━━ ENTRIES SUPPLIED

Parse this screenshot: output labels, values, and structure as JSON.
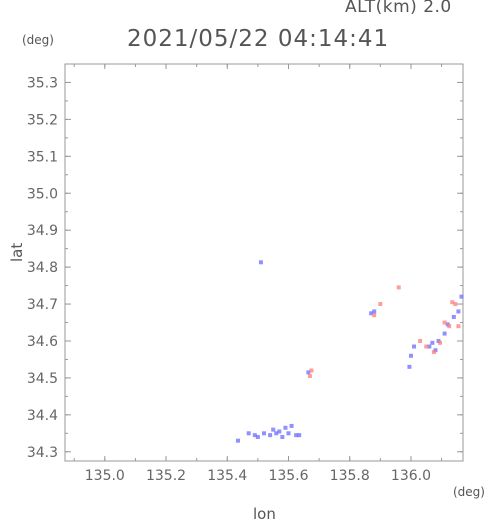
{
  "header": {
    "alt_label": "ALT(km) 2.0",
    "timestamp": "2021/05/22 04:14:41"
  },
  "chart_data": {
    "type": "scatter",
    "xlabel": "lon",
    "ylabel": "lat",
    "x_unit": "(deg)",
    "y_unit": "(deg)",
    "xlim": [
      134.87,
      136.17
    ],
    "ylim": [
      34.275,
      35.35
    ],
    "xticks": [
      "135.0",
      "135.2",
      "135.4",
      "135.6",
      "135.8",
      "136.0"
    ],
    "yticks": [
      "34.3",
      "34.4",
      "34.5",
      "34.6",
      "34.7",
      "34.8",
      "34.9",
      "35.0",
      "35.1",
      "35.2",
      "35.3"
    ],
    "grid": false,
    "series": [
      {
        "color": "#6b6bff",
        "points": [
          [
            135.51,
            34.813
          ],
          [
            135.435,
            34.33
          ],
          [
            135.47,
            34.35
          ],
          [
            135.49,
            34.345
          ],
          [
            135.5,
            34.34
          ],
          [
            135.52,
            34.35
          ],
          [
            135.54,
            34.345
          ],
          [
            135.55,
            34.36
          ],
          [
            135.56,
            34.35
          ],
          [
            135.57,
            34.355
          ],
          [
            135.58,
            34.34
          ],
          [
            135.59,
            34.365
          ],
          [
            135.6,
            34.35
          ],
          [
            135.61,
            34.37
          ],
          [
            135.625,
            34.345
          ],
          [
            135.635,
            34.345
          ],
          [
            135.665,
            34.515
          ],
          [
            135.87,
            34.675
          ],
          [
            135.88,
            34.68
          ],
          [
            135.995,
            34.53
          ],
          [
            136.0,
            34.56
          ],
          [
            136.01,
            34.585
          ],
          [
            136.06,
            34.585
          ],
          [
            136.07,
            34.595
          ],
          [
            136.08,
            34.575
          ],
          [
            136.09,
            34.6
          ],
          [
            136.11,
            34.62
          ],
          [
            136.12,
            34.645
          ],
          [
            136.14,
            34.665
          ],
          [
            136.155,
            34.68
          ],
          [
            136.165,
            34.72
          ]
        ]
      },
      {
        "color": "#ff7b7b",
        "points": [
          [
            135.67,
            34.505
          ],
          [
            135.675,
            34.52
          ],
          [
            135.88,
            34.67
          ],
          [
            135.9,
            34.7
          ],
          [
            135.96,
            34.745
          ],
          [
            136.03,
            34.6
          ],
          [
            136.05,
            34.585
          ],
          [
            136.075,
            34.57
          ],
          [
            136.095,
            34.595
          ],
          [
            136.11,
            34.65
          ],
          [
            136.125,
            34.64
          ],
          [
            136.135,
            34.705
          ],
          [
            136.145,
            34.7
          ],
          [
            136.155,
            34.64
          ]
        ]
      }
    ]
  }
}
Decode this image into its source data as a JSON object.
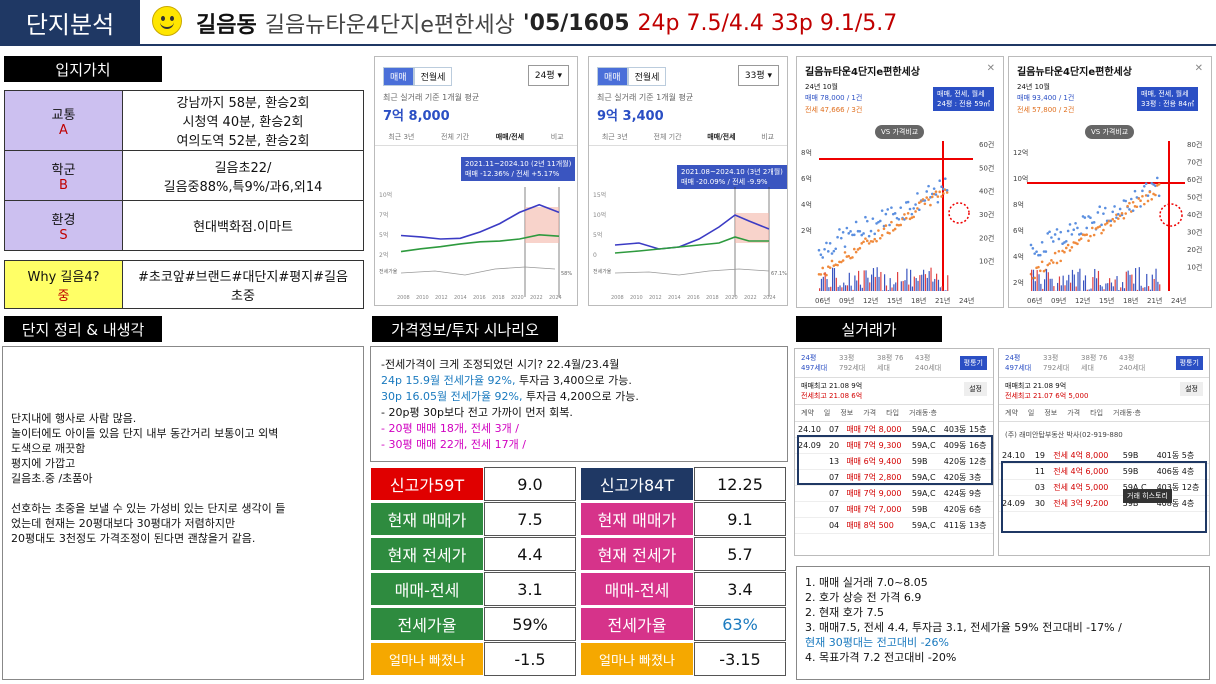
{
  "header": {
    "tab": "단지분석",
    "name": "길음동",
    "complex": "길음뉴타운4단지e편한세상",
    "meta": "'05/1605",
    "prices": "24p 7.5/4.4 33p 9.1/5.7"
  },
  "location": {
    "section_label": "입지가치",
    "rows": [
      {
        "cat": "교통",
        "grade": "A",
        "text": [
          "강남까지 58분, 환승2회",
          "시청역 40분, 환승2회",
          "여의도역 52분, 환승2회"
        ]
      },
      {
        "cat": "학군",
        "grade": "B",
        "text": [
          "길음초22/",
          "길음중88%,특9%/과6,외14"
        ]
      },
      {
        "cat": "환경",
        "grade": "S",
        "text": [
          "현대백화점.이마트"
        ]
      }
    ],
    "why": {
      "cat": "Why 길음4?",
      "grade": "중",
      "text": "#초코앞#브랜드#대단지#평지#길음초중"
    }
  },
  "summary": {
    "section_label": "단지 정리 & 내생각",
    "lines": [
      "단지내에 행사로 사람 많음.",
      "놀이터에도 아이들 있음 단지 내부 동간거리 보통이고 외벽",
      "도색으로 깨끗함",
      "평지에 가깝고",
      "길음초.중 /초품아",
      "",
      "선호하는 초중을 보낼 수 있는 가성비 있는 단지로 생각이 들",
      "었는데 현재는 20평대보다 30평대가 저렴하지만",
      "20평대도 3천정도 가격조정이 된다면 괜찮을거 같음."
    ]
  },
  "charts": {
    "left": {
      "tab_on": "매매",
      "tab_off": "전월세",
      "select": "24평",
      "caption": "최근 실거래 기준 1개월 평균",
      "price": "7억 8,000",
      "periods": [
        "최근 3년",
        "전체 기간",
        "매매/전세",
        "비교"
      ],
      "tooltip1": "2021.11~2024.10 (2년 11개월)",
      "tooltip2": "매매 -12.36% / 전세 +5.17%",
      "y_ticks": [
        "10억",
        "7억",
        "5억",
        "2억"
      ],
      "x_ticks": [
        "2008",
        "2010",
        "2012",
        "2014",
        "2016",
        "2018",
        "2020",
        "2022",
        "2024"
      ],
      "aux_label": "전세가율",
      "aux_val": "58%"
    },
    "mid": {
      "tab_on": "매매",
      "tab_off": "전월세",
      "select": "33평",
      "caption": "최근 실거래 기준 1개월 평균",
      "price": "9억 3,400",
      "periods": [
        "최근 3년",
        "전체 기간",
        "매매/전세",
        "비교"
      ],
      "tooltip1": "2021.08~2024.10 (3년 2개월)",
      "tooltip2": "매매 -20.09% / 전세 -9.9%",
      "y_ticks": [
        "15억",
        "10억",
        "5억",
        "0"
      ],
      "x_ticks": [
        "2008",
        "2010",
        "2012",
        "2014",
        "2016",
        "2018",
        "2020",
        "2022",
        "2024"
      ],
      "aux_label": "전세가율",
      "aux_val": "67.1%"
    },
    "right1": {
      "title": "길음뉴타운4단지e편한세상",
      "month": "24년 10월",
      "sale": "매매 78,000 / 1건",
      "rent": "전세 47,666 / 3건",
      "badge": "매매, 전세, 월세",
      "badge2": "24평 : 전용 59㎡",
      "compare": "VS 가격비교",
      "y_left": [
        "8억",
        "6억",
        "4억",
        "2억"
      ],
      "y_right": [
        "60건",
        "50건",
        "40건",
        "30건",
        "20건",
        "10건"
      ],
      "x_ticks": [
        "06년",
        "09년",
        "12년",
        "15년",
        "18년",
        "21년",
        "24년"
      ]
    },
    "right2": {
      "title": "길음뉴타운4단지e편한세상",
      "month": "24년 10월",
      "sale": "매매 93,400 / 1건",
      "rent": "전세 57,800 / 2건",
      "badge": "매매, 전세, 월세",
      "badge2": "33평 : 전용 84㎡",
      "compare": "VS 가격비교",
      "y_left": [
        "12억",
        "10억",
        "8억",
        "6억",
        "4억",
        "2억"
      ],
      "y_right": [
        "80건",
        "70건",
        "60건",
        "50건",
        "40건",
        "30건",
        "20건",
        "10건"
      ],
      "x_ticks": [
        "06년",
        "09년",
        "12년",
        "15년",
        "18년",
        "21년",
        "24년"
      ]
    },
    "chart_data": {
      "type": "line",
      "x": [
        2008,
        2010,
        2012,
        2014,
        2016,
        2018,
        2020,
        2022,
        2024
      ],
      "series": [
        {
          "name": "매매",
          "values": [
            4.5,
            4.3,
            4.0,
            4.1,
            5.0,
            6.2,
            7.8,
            8.9,
            7.8
          ]
        },
        {
          "name": "전세",
          "values": [
            2.2,
            2.6,
            2.9,
            3.3,
            3.6,
            3.7,
            4.0,
            4.6,
            4.4
          ]
        }
      ],
      "ylim": [
        0,
        10
      ]
    }
  },
  "scenario": {
    "section_label": "가격정보/투자 시나리오",
    "lines": [
      {
        "text": "-전세가격이 크게 조정되었던 시기? 22.4월/23.4월",
        "color": "#111"
      },
      {
        "text": "24p 15.9월 전세가율 92%,",
        "tail": " 투자금 3,400으로 가능.",
        "color": "#1a7abf"
      },
      {
        "text": "30p 16.05월 전세가율 92%,",
        "tail": " 투자금 4,200으로 가능.",
        "color": "#1a7abf"
      },
      {
        "text": "- 20p평  30p보다 전고 가까이 먼저 회복.",
        "color": "#111"
      },
      {
        "text": "-   20평 매매 18개, 전세 3개 /",
        "color": "#d000c0"
      },
      {
        "text": "-   30평 매매 22개, 전세 17개 /",
        "color": "#d000c0"
      }
    ]
  },
  "metrics_left": [
    {
      "label": "신고가59T",
      "value": "9.0",
      "cls": "red-bg"
    },
    {
      "label": "현재 매매가",
      "value": "7.5",
      "cls": "green-bg"
    },
    {
      "label": "현재 전세가",
      "value": "4.4",
      "cls": "green-bg"
    },
    {
      "label": "매매-전세",
      "value": "3.1",
      "cls": "green-bg"
    },
    {
      "label": "전세가율",
      "value": "59%",
      "cls": "green-bg"
    },
    {
      "label": "얼마나 빠졌나",
      "value": "-1.5",
      "cls": "orange-bg"
    }
  ],
  "metrics_right": [
    {
      "label": "신고가84T",
      "value": "12.25",
      "cls": "navy-bg"
    },
    {
      "label": "현재 매매가",
      "value": "9.1",
      "cls": "pink-bg"
    },
    {
      "label": "현재 전세가",
      "value": "5.7",
      "cls": "pink-bg"
    },
    {
      "label": "매매-전세",
      "value": "3.4",
      "cls": "pink-bg"
    },
    {
      "label": "전세가율",
      "value": "63%",
      "cls": "pink-bg"
    },
    {
      "label": "얼마나 빠졌나",
      "value": "-3.15",
      "cls": "orange-bg"
    }
  ],
  "transactions": {
    "section_label": "실거래가",
    "left": {
      "tabs": [
        "24평 497세대",
        "33평 792세대",
        "38평 76세대",
        "43평 240세대"
      ],
      "btn": "평통기",
      "max1": "매매최고 21.08 9억",
      "max2": "전세최고 21.08 6억",
      "btn2": "설정",
      "head": [
        "계약",
        "일",
        "정보",
        "가격",
        "타입",
        "거래동·층"
      ],
      "rows": [
        [
          "24.10",
          "07",
          "매매 7억 8,000",
          "59A,C",
          "403동 15층"
        ],
        [
          "24.09",
          "20",
          "매매 7억 9,300",
          "59A,C",
          "409동 16층"
        ],
        [
          "",
          "13",
          "매매 6억 9,400",
          "59B",
          "420동 12층"
        ],
        [
          "",
          "07",
          "매매 7억 2,800",
          "59A,C",
          "420동 3층"
        ],
        [
          "",
          "07",
          "매매 7억 9,000",
          "59A,C",
          "424동 9층"
        ],
        [
          "",
          "07",
          "매매 7억 7,000",
          "59B",
          "420동 6층"
        ],
        [
          "",
          "04",
          "매매 8억 500",
          "59A,C",
          "411동 13층"
        ]
      ]
    },
    "right": {
      "tabs": [
        "24평 497세대",
        "33평 792세대",
        "38평 76세대",
        "43평 240세대"
      ],
      "btn": "평통기",
      "max1": "매매최고 21.08 9억",
      "max2": "전세최고 21.07 6억 5,000",
      "btn2": "설정",
      "head": [
        "계약",
        "일",
        "정보",
        "가격",
        "타입",
        "거래동·층"
      ],
      "agent": "(주) 래미안탑부동산 박사(02-919-880",
      "rows": [
        [
          "24.10",
          "19",
          "전세 4억 8,000",
          "59B",
          "401동 5층"
        ],
        [
          "",
          "11",
          "전세 4억 6,000",
          "59B",
          "406동 4층"
        ],
        [
          "",
          "03",
          "전세 4억 5,000",
          "59A,C",
          "403동 12층"
        ],
        [
          "24.09",
          "30",
          "전세 3억 9,200",
          "59B",
          "408동 4층"
        ]
      ],
      "history": "거래 히스토리"
    },
    "notes": [
      {
        "text": "1. 매매 실거래 7.0~8.05",
        "color": "#111"
      },
      {
        "text": "2. 호가 상승 전 가격 6.9",
        "color": "#111"
      },
      {
        "text": "2. 현재 호가 7.5",
        "color": "#111"
      },
      {
        "text": "3. 매매7.5, 전세 4.4, 투자금 3.1, 전세가율 59% 전고대비 -17% /",
        "color": "#111"
      },
      {
        "text": "현재 30평대는 전고대비 -26%",
        "color": "#1a7abf"
      },
      {
        "text": "4. 목표가격 7.2 전고대비 -20%",
        "color": "#111"
      }
    ]
  }
}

━━━━

→ INSTRUCTIONS TO FOLLOW: Identify every line above with the string "전고대비" in it. Copy those lines.

→ TASK RESULT:
        "text": "3. 매매7.5, 전세 4.4, 투자금 3.1, 전세가율 59% 전고대비 -17% /",
        "text": "현재 30평대는 전고대비 -26%",
        "text": "4. 목표가격 7.2 전고대비 -20%",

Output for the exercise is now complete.